### Stored entries
══════════════════════════════
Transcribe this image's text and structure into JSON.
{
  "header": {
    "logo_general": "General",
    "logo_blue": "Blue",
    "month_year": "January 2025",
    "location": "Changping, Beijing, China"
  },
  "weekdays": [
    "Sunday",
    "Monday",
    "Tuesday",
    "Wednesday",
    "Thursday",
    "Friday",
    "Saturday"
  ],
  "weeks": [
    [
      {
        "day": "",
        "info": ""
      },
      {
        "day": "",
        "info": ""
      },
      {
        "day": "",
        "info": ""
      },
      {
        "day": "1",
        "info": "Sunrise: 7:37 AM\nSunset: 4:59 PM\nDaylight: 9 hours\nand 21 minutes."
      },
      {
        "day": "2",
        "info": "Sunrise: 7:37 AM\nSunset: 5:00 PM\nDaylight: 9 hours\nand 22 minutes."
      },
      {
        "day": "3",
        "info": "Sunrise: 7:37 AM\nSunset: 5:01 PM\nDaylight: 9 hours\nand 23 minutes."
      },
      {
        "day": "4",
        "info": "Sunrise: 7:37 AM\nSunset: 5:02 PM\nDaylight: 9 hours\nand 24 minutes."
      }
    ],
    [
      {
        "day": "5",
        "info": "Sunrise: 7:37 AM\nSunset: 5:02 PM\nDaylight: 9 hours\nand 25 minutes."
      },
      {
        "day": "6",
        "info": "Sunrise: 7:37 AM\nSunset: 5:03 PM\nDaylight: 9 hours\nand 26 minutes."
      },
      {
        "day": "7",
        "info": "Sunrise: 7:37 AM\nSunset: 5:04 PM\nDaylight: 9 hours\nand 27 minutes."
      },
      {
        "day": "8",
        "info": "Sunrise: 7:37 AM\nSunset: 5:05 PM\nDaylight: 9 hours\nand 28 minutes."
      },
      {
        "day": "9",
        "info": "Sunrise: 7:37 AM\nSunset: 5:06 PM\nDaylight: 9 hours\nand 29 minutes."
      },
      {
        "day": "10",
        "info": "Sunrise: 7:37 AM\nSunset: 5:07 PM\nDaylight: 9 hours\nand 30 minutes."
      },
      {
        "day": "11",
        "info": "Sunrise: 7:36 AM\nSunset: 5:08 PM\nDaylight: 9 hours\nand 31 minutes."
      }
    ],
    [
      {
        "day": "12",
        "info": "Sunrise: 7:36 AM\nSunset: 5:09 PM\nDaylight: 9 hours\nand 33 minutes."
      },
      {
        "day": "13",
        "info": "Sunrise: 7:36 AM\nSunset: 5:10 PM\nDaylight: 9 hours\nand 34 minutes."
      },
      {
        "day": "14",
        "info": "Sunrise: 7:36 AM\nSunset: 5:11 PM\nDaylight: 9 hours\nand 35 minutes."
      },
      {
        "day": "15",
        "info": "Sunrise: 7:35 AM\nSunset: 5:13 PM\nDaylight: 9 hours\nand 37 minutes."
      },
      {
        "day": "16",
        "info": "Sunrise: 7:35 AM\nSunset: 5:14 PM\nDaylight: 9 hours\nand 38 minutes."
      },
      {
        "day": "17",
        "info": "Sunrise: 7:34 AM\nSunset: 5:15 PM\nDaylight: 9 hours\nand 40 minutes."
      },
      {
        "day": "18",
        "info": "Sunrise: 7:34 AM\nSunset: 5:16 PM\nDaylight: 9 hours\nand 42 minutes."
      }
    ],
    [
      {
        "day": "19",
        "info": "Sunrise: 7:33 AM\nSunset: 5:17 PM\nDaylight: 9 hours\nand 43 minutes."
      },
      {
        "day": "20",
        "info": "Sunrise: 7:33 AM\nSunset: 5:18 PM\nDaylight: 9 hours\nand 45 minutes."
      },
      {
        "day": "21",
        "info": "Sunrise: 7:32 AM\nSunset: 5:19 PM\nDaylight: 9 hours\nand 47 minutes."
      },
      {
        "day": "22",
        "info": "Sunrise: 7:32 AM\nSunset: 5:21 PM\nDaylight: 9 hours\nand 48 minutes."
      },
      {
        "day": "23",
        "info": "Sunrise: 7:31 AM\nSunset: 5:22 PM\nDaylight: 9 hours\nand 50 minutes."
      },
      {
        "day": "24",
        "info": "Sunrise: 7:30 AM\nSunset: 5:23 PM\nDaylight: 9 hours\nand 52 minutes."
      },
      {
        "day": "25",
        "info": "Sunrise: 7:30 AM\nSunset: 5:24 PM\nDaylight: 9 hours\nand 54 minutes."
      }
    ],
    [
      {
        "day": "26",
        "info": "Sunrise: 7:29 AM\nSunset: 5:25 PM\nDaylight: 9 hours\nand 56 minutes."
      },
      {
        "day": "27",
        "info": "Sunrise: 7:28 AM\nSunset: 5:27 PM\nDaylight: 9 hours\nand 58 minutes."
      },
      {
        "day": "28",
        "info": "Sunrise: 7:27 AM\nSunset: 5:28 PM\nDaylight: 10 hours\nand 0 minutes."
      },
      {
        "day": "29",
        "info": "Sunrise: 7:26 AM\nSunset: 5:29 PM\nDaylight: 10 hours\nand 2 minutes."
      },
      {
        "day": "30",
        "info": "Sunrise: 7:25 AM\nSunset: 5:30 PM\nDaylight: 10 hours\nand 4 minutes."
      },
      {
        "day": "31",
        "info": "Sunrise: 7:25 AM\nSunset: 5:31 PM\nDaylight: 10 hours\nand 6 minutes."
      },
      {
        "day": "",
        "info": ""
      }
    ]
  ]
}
══════════════════════════════
### Aim
Write out the entire listing exactly.

### Final result
Transcribe this image's text and structure into JSON.
{
  "header": {
    "logo_general": "General",
    "logo_blue": "Blue",
    "month_year": "January 2025",
    "location": "Changping, Beijing, China"
  },
  "weekdays": [
    "Sunday",
    "Monday",
    "Tuesday",
    "Wednesday",
    "Thursday",
    "Friday",
    "Saturday"
  ],
  "weeks": [
    [
      {
        "day": "",
        "info": ""
      },
      {
        "day": "",
        "info": ""
      },
      {
        "day": "",
        "info": ""
      },
      {
        "day": "1",
        "info": "Sunrise: 7:37 AM\nSunset: 4:59 PM\nDaylight: 9 hours\nand 21 minutes."
      },
      {
        "day": "2",
        "info": "Sunrise: 7:37 AM\nSunset: 5:00 PM\nDaylight: 9 hours\nand 22 minutes."
      },
      {
        "day": "3",
        "info": "Sunrise: 7:37 AM\nSunset: 5:01 PM\nDaylight: 9 hours\nand 23 minutes."
      },
      {
        "day": "4",
        "info": "Sunrise: 7:37 AM\nSunset: 5:02 PM\nDaylight: 9 hours\nand 24 minutes."
      }
    ],
    [
      {
        "day": "5",
        "info": "Sunrise: 7:37 AM\nSunset: 5:02 PM\nDaylight: 9 hours\nand 25 minutes."
      },
      {
        "day": "6",
        "info": "Sunrise: 7:37 AM\nSunset: 5:03 PM\nDaylight: 9 hours\nand 26 minutes."
      },
      {
        "day": "7",
        "info": "Sunrise: 7:37 AM\nSunset: 5:04 PM\nDaylight: 9 hours\nand 27 minutes."
      },
      {
        "day": "8",
        "info": "Sunrise: 7:37 AM\nSunset: 5:05 PM\nDaylight: 9 hours\nand 28 minutes."
      },
      {
        "day": "9",
        "info": "Sunrise: 7:37 AM\nSunset: 5:06 PM\nDaylight: 9 hours\nand 29 minutes."
      },
      {
        "day": "10",
        "info": "Sunrise: 7:37 AM\nSunset: 5:07 PM\nDaylight: 9 hours\nand 30 minutes."
      },
      {
        "day": "11",
        "info": "Sunrise: 7:36 AM\nSunset: 5:08 PM\nDaylight: 9 hours\nand 31 minutes."
      }
    ],
    [
      {
        "day": "12",
        "info": "Sunrise: 7:36 AM\nSunset: 5:09 PM\nDaylight: 9 hours\nand 33 minutes."
      },
      {
        "day": "13",
        "info": "Sunrise: 7:36 AM\nSunset: 5:10 PM\nDaylight: 9 hours\nand 34 minutes."
      },
      {
        "day": "14",
        "info": "Sunrise: 7:36 AM\nSunset: 5:11 PM\nDaylight: 9 hours\nand 35 minutes."
      },
      {
        "day": "15",
        "info": "Sunrise: 7:35 AM\nSunset: 5:13 PM\nDaylight: 9 hours\nand 37 minutes."
      },
      {
        "day": "16",
        "info": "Sunrise: 7:35 AM\nSunset: 5:14 PM\nDaylight: 9 hours\nand 38 minutes."
      },
      {
        "day": "17",
        "info": "Sunrise: 7:34 AM\nSunset: 5:15 PM\nDaylight: 9 hours\nand 40 minutes."
      },
      {
        "day": "18",
        "info": "Sunrise: 7:34 AM\nSunset: 5:16 PM\nDaylight: 9 hours\nand 42 minutes."
      }
    ],
    [
      {
        "day": "19",
        "info": "Sunrise: 7:33 AM\nSunset: 5:17 PM\nDaylight: 9 hours\nand 43 minutes."
      },
      {
        "day": "20",
        "info": "Sunrise: 7:33 AM\nSunset: 5:18 PM\nDaylight: 9 hours\nand 45 minutes."
      },
      {
        "day": "21",
        "info": "Sunrise: 7:32 AM\nSunset: 5:19 PM\nDaylight: 9 hours\nand 47 minutes."
      },
      {
        "day": "22",
        "info": "Sunrise: 7:32 AM\nSunset: 5:21 PM\nDaylight: 9 hours\nand 48 minutes."
      },
      {
        "day": "23",
        "info": "Sunrise: 7:31 AM\nSunset: 5:22 PM\nDaylight: 9 hours\nand 50 minutes."
      },
      {
        "day": "24",
        "info": "Sunrise: 7:30 AM\nSunset: 5:23 PM\nDaylight: 9 hours\nand 52 minutes."
      },
      {
        "day": "25",
        "info": "Sunrise: 7:30 AM\nSunset: 5:24 PM\nDaylight: 9 hours\nand 54 minutes."
      }
    ],
    [
      {
        "day": "26",
        "info": "Sunrise: 7:29 AM\nSunset: 5:25 PM\nDaylight: 9 hours\nand 56 minutes."
      },
      {
        "day": "27",
        "info": "Sunrise: 7:28 AM\nSunset: 5:27 PM\nDaylight: 9 hours\nand 58 minutes."
      },
      {
        "day": "28",
        "info": "Sunrise: 7:27 AM\nSunset: 5:28 PM\nDaylight: 10 hours\nand 0 minutes."
      },
      {
        "day": "29",
        "info": "Sunrise: 7:26 AM\nSunset: 5:29 PM\nDaylight: 10 hours\nand 2 minutes."
      },
      {
        "day": "30",
        "info": "Sunrise: 7:25 AM\nSunset: 5:30 PM\nDaylight: 10 hours\nand 4 minutes."
      },
      {
        "day": "31",
        "info": "Sunrise: 7:25 AM\nSunset: 5:31 PM\nDaylight: 10 hours\nand 6 minutes."
      },
      {
        "day": "",
        "info": ""
      }
    ]
  ]
}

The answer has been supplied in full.